WHAT YOU SHOULD DO:
Copy the lines holding the word "согласно", all of them.

>> BEGIN TASK MATERIAL

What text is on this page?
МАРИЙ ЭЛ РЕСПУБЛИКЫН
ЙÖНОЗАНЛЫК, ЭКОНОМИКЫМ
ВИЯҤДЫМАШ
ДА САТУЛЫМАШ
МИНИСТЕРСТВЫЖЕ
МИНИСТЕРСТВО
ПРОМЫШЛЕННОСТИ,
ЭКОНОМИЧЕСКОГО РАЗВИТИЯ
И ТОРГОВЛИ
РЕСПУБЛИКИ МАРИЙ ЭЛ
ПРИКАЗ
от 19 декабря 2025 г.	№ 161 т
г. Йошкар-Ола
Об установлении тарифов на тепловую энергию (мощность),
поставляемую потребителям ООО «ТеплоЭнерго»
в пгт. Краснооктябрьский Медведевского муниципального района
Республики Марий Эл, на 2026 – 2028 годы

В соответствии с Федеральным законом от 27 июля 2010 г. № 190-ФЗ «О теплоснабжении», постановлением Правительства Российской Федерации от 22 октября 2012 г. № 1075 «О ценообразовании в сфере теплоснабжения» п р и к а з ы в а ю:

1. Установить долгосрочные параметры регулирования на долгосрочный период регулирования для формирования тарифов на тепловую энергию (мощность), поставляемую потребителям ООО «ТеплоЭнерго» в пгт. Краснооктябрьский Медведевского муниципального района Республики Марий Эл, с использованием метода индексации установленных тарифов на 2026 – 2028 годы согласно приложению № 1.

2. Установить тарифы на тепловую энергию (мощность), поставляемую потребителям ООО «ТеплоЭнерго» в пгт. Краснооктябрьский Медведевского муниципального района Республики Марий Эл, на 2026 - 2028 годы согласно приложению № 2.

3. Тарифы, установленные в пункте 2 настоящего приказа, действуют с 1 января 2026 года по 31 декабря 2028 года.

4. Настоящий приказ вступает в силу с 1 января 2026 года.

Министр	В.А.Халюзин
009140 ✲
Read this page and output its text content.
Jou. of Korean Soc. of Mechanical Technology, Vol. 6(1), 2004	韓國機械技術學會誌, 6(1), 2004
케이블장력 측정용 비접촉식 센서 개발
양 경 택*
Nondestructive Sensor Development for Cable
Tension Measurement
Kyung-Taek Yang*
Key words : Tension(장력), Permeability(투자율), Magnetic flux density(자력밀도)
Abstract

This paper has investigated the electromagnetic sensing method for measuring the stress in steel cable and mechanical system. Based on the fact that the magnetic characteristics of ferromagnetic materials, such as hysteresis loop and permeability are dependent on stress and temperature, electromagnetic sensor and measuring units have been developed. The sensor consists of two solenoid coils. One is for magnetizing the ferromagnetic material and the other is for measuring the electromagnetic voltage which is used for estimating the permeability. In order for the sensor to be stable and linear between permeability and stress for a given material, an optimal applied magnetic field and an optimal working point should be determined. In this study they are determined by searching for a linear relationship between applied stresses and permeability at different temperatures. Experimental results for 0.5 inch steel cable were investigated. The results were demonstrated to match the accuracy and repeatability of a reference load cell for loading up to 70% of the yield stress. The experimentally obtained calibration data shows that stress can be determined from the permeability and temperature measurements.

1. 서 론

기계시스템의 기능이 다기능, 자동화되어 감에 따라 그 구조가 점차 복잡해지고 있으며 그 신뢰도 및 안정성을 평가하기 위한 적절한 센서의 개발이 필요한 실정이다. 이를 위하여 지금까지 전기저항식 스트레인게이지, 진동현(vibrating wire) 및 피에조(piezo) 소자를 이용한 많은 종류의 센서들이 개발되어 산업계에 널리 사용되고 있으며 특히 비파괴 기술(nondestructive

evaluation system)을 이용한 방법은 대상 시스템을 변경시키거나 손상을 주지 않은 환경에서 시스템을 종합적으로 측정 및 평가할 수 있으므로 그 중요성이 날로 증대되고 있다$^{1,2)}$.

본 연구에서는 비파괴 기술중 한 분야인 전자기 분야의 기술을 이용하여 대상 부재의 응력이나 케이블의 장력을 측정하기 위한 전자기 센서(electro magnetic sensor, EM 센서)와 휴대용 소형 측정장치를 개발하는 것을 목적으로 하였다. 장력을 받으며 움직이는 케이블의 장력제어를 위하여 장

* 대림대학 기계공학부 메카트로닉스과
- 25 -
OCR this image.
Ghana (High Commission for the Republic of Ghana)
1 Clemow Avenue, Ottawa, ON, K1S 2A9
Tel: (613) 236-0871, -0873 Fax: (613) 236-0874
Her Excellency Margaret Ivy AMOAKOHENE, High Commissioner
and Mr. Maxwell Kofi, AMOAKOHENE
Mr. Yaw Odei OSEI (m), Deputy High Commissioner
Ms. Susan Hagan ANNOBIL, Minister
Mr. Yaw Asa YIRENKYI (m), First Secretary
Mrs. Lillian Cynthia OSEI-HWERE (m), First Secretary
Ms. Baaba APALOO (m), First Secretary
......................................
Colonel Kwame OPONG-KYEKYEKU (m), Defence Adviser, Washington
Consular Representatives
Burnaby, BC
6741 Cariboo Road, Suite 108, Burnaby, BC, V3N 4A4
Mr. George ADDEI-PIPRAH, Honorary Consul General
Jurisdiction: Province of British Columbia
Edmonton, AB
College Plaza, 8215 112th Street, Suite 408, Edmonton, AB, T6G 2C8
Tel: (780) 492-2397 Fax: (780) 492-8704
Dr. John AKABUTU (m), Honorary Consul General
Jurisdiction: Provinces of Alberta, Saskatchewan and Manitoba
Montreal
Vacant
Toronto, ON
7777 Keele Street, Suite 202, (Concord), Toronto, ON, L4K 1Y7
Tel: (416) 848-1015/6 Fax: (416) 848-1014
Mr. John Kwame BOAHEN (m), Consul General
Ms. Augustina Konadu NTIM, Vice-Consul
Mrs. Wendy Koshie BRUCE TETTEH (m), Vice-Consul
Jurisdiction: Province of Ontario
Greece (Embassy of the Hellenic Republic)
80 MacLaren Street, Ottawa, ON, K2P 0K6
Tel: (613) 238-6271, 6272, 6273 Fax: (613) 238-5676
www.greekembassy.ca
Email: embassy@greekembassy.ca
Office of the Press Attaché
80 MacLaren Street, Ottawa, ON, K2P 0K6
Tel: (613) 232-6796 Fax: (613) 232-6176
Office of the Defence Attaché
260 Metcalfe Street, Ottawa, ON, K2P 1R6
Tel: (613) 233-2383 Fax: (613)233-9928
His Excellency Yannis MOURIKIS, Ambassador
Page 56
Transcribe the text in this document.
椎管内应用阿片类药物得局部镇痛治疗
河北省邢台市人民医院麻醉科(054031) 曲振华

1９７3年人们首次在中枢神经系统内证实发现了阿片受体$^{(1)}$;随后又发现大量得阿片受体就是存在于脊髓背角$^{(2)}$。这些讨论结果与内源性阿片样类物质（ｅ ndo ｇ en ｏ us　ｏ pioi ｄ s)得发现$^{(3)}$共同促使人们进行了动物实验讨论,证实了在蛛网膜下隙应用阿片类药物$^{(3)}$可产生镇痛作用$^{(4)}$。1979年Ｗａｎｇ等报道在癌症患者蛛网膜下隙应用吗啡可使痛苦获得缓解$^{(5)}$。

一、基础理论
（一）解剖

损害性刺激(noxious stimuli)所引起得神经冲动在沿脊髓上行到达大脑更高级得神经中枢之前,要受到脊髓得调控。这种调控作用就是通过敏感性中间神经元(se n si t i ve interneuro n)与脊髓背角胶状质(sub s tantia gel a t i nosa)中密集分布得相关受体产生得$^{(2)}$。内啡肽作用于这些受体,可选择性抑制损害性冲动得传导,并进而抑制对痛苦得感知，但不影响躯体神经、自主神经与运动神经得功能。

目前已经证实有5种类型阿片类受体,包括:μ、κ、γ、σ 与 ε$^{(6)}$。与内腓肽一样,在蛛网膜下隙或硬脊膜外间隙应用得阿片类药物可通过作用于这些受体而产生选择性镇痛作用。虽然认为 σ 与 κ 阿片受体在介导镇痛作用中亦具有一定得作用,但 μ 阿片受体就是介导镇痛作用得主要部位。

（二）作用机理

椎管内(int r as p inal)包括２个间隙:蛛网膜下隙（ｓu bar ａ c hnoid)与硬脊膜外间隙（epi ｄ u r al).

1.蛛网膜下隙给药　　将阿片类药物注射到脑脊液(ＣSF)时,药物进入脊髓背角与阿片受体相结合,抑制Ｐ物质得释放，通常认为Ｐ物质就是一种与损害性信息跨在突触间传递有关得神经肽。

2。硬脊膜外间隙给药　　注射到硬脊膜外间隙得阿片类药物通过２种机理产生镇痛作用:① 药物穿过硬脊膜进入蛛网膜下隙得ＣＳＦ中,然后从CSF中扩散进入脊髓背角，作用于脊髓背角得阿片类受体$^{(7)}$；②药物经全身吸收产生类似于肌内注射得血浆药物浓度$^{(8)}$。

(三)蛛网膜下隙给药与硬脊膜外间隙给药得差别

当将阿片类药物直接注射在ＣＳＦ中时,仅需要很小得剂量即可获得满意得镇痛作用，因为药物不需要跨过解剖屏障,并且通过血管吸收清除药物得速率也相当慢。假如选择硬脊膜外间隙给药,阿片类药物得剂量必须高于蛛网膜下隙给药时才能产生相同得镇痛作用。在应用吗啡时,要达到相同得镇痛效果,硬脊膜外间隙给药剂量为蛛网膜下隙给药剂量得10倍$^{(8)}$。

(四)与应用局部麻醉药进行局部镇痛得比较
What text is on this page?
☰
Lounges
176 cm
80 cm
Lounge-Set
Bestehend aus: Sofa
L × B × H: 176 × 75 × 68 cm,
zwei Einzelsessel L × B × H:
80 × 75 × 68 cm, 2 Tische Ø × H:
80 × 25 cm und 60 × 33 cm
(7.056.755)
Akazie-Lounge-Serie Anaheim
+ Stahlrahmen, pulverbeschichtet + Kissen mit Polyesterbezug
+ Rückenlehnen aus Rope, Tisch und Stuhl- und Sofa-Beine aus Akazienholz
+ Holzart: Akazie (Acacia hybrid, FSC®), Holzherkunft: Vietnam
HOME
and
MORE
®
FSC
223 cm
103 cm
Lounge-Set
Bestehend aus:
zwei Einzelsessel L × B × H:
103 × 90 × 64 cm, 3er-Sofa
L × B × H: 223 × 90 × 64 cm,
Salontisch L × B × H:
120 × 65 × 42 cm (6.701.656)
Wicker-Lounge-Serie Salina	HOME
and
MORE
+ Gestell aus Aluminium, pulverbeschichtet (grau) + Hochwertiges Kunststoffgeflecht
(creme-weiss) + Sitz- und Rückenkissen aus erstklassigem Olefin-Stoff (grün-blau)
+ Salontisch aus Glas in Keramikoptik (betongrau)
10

>> END TASK MATERIAL

COMPLETED EXERCISE:
1. Установить долгосрочные параметры регулирования на долгосрочный период регулирования для формирования тарифов на тепловую энергию (мощность), поставляемую потребителям ООО «ТеплоЭнерго» в пгт. Краснооктябрьский Медведевского муниципального района Республики Марий Эл, с использованием метода индексации установленных тарифов на 2026 – 2028 годы согласно приложению № 1.
2. Установить тарифы на тепловую энергию (мощность), поставляемую потребителям ООО «ТеплоЭнерго» в пгт. Краснооктябрьский Медведевского муниципального района Республики Марий Эл, на 2026 - 2028 годы согласно приложению № 2.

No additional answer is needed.